### WORK TO DO
Find how many lines in the data below mention "style". Give the number only.
*-*-*
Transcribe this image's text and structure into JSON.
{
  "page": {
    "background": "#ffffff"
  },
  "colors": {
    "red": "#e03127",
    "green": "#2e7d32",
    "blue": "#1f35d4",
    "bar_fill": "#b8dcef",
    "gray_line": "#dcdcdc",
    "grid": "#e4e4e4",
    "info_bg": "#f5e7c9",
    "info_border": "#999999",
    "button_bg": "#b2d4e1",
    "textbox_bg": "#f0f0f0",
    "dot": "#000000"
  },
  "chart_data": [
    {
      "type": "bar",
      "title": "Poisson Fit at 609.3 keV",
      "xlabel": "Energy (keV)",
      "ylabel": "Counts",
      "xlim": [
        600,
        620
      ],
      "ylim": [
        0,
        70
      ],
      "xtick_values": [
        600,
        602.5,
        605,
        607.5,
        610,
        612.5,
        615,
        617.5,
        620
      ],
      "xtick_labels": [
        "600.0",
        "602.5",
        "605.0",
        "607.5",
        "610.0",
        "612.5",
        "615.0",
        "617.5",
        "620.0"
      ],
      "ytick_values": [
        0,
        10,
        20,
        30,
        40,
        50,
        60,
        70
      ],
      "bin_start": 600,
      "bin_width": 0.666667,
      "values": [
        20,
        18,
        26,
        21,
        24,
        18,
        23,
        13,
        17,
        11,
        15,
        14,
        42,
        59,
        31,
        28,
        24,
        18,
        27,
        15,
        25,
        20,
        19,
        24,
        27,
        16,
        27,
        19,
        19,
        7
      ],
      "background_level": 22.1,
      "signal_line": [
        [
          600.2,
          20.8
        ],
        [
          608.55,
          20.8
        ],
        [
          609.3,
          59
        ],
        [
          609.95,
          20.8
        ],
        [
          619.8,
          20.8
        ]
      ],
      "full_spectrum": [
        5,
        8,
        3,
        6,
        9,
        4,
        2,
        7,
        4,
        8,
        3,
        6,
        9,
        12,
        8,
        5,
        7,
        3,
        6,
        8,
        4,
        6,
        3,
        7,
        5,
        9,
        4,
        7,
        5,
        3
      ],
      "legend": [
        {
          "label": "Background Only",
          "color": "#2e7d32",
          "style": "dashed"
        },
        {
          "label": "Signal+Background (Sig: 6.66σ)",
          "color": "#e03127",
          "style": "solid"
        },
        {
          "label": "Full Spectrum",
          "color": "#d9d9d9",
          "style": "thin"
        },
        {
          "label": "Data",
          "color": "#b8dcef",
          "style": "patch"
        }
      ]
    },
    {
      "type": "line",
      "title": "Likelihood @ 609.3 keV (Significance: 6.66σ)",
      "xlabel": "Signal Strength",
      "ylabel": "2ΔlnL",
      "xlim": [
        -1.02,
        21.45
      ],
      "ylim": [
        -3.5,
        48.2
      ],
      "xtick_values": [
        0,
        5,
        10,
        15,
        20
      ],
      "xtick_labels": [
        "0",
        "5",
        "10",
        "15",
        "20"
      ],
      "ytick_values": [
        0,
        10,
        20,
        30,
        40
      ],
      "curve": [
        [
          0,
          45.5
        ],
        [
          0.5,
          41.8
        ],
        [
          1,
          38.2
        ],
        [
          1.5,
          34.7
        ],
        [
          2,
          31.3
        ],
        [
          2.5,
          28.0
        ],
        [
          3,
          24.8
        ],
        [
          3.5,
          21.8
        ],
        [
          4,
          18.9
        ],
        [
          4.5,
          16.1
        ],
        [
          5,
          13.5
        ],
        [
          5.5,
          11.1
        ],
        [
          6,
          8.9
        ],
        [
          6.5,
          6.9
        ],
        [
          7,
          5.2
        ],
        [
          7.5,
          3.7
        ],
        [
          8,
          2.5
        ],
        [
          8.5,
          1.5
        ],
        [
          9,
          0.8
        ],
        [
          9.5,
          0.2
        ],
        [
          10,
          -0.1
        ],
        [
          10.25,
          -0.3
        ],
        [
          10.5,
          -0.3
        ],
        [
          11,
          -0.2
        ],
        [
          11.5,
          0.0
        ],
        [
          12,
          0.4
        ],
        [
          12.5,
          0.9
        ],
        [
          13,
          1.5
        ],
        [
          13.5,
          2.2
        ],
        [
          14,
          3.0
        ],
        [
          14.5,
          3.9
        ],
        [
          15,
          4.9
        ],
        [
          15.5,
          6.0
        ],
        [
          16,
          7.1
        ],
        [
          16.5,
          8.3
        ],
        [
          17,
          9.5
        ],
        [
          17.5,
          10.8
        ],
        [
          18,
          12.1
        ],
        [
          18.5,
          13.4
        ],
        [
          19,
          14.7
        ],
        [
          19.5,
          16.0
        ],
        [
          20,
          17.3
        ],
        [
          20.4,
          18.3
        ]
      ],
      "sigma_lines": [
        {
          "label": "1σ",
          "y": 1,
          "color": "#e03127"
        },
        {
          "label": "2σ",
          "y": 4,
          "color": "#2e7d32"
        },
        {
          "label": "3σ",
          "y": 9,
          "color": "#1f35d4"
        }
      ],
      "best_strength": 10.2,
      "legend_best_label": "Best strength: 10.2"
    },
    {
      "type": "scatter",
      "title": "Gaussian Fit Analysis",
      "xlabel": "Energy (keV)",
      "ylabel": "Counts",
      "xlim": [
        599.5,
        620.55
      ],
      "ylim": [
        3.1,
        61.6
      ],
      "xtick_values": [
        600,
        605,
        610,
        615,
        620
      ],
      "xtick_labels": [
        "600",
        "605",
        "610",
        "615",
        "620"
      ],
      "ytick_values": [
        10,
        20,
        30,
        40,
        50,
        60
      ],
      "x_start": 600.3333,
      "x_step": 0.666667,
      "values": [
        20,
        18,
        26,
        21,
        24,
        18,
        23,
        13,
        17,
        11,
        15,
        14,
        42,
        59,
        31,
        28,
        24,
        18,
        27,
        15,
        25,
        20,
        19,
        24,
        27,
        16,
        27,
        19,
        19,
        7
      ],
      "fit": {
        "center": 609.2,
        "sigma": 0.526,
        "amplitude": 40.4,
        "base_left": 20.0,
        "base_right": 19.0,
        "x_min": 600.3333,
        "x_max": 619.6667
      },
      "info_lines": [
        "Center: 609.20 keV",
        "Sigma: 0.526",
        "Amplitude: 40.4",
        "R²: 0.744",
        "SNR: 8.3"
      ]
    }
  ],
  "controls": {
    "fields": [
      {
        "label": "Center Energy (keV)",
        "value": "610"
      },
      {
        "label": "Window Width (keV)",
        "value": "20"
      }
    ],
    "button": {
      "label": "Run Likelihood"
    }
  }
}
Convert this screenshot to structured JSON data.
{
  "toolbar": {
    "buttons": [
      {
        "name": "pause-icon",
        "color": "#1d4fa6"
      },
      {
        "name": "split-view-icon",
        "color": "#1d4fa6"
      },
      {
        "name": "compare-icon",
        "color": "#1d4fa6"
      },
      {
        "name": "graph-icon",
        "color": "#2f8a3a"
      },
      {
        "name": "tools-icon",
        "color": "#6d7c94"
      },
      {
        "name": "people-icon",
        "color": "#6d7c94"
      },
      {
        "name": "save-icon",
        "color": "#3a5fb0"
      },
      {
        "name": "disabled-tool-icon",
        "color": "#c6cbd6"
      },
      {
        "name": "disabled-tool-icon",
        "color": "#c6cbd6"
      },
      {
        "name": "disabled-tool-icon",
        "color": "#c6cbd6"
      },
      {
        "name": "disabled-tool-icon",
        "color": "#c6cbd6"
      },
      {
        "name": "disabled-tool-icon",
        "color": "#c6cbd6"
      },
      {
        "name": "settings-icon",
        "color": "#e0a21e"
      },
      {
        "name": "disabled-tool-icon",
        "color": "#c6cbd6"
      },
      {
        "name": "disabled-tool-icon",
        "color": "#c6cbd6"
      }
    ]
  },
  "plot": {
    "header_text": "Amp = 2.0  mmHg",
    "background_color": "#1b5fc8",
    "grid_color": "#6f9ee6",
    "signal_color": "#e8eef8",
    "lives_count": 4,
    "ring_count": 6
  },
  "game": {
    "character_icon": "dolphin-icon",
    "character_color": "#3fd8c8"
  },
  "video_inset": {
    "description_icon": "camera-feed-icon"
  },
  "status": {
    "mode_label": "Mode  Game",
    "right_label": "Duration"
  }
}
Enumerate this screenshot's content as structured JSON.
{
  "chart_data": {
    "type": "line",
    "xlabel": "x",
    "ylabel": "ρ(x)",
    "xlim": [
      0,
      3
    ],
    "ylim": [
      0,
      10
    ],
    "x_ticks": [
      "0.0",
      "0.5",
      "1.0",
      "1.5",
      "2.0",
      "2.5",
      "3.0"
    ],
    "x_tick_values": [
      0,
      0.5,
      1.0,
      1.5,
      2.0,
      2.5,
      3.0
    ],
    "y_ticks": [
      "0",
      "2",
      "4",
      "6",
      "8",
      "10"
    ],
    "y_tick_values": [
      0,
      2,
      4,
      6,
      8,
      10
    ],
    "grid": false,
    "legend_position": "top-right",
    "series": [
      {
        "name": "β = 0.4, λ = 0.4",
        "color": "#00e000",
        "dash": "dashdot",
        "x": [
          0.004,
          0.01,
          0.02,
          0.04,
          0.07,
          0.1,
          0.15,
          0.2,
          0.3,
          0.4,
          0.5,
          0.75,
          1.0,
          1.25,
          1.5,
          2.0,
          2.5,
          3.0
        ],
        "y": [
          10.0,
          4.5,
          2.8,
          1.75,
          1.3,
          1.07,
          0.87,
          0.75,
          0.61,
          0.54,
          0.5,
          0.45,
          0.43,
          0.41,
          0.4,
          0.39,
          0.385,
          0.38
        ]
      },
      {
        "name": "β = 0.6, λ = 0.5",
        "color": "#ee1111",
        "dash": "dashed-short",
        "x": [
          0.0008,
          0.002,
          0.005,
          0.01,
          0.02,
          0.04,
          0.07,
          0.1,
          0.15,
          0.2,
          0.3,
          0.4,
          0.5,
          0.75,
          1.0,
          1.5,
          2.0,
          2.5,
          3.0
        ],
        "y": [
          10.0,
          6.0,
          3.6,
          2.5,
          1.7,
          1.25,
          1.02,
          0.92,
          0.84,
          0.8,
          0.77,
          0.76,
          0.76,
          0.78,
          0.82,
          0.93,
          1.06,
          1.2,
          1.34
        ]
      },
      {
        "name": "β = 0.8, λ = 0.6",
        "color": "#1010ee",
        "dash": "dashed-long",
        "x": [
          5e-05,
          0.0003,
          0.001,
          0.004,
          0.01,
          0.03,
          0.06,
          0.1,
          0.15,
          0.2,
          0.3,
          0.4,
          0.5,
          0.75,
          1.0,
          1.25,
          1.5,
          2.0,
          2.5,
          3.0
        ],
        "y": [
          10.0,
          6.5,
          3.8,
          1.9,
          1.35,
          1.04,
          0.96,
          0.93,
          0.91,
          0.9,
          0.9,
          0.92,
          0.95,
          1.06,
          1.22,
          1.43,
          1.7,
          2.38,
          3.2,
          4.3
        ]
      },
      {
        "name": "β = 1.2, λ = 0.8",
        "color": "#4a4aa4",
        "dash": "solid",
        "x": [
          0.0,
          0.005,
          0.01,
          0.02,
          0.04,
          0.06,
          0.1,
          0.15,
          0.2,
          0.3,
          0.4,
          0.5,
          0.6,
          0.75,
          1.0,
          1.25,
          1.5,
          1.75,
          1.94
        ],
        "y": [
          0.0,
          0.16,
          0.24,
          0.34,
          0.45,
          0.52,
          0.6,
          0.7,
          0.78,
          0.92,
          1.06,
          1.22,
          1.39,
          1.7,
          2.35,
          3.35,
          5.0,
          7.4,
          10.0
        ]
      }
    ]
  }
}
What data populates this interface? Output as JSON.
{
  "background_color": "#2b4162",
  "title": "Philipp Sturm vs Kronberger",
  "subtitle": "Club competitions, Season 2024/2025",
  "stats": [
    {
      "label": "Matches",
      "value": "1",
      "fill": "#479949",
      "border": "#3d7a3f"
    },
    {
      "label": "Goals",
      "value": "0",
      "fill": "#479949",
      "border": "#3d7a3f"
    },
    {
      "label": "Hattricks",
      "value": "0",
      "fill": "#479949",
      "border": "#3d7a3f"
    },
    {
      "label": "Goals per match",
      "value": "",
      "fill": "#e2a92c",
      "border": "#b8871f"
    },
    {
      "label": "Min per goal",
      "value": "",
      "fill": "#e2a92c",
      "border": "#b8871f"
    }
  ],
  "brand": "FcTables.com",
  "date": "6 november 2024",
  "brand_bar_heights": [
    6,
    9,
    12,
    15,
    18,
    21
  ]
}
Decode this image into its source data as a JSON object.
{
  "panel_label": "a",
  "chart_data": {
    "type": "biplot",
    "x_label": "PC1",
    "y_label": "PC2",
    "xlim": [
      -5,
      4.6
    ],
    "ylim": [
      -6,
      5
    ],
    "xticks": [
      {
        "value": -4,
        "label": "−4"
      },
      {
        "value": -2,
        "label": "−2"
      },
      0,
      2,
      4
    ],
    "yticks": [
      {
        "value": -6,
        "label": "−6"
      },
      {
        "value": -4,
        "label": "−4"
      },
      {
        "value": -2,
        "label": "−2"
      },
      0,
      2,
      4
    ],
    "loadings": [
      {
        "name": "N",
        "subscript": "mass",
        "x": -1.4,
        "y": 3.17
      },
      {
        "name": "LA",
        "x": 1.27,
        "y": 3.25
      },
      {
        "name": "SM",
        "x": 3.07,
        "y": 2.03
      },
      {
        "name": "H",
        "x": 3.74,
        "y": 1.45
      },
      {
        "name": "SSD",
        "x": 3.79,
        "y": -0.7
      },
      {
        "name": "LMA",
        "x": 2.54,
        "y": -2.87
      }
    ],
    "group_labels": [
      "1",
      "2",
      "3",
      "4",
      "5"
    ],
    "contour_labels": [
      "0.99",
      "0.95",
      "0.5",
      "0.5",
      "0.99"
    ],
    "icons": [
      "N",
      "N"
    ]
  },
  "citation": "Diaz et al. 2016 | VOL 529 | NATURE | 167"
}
*-*-*
### CORRECT ANSWER
4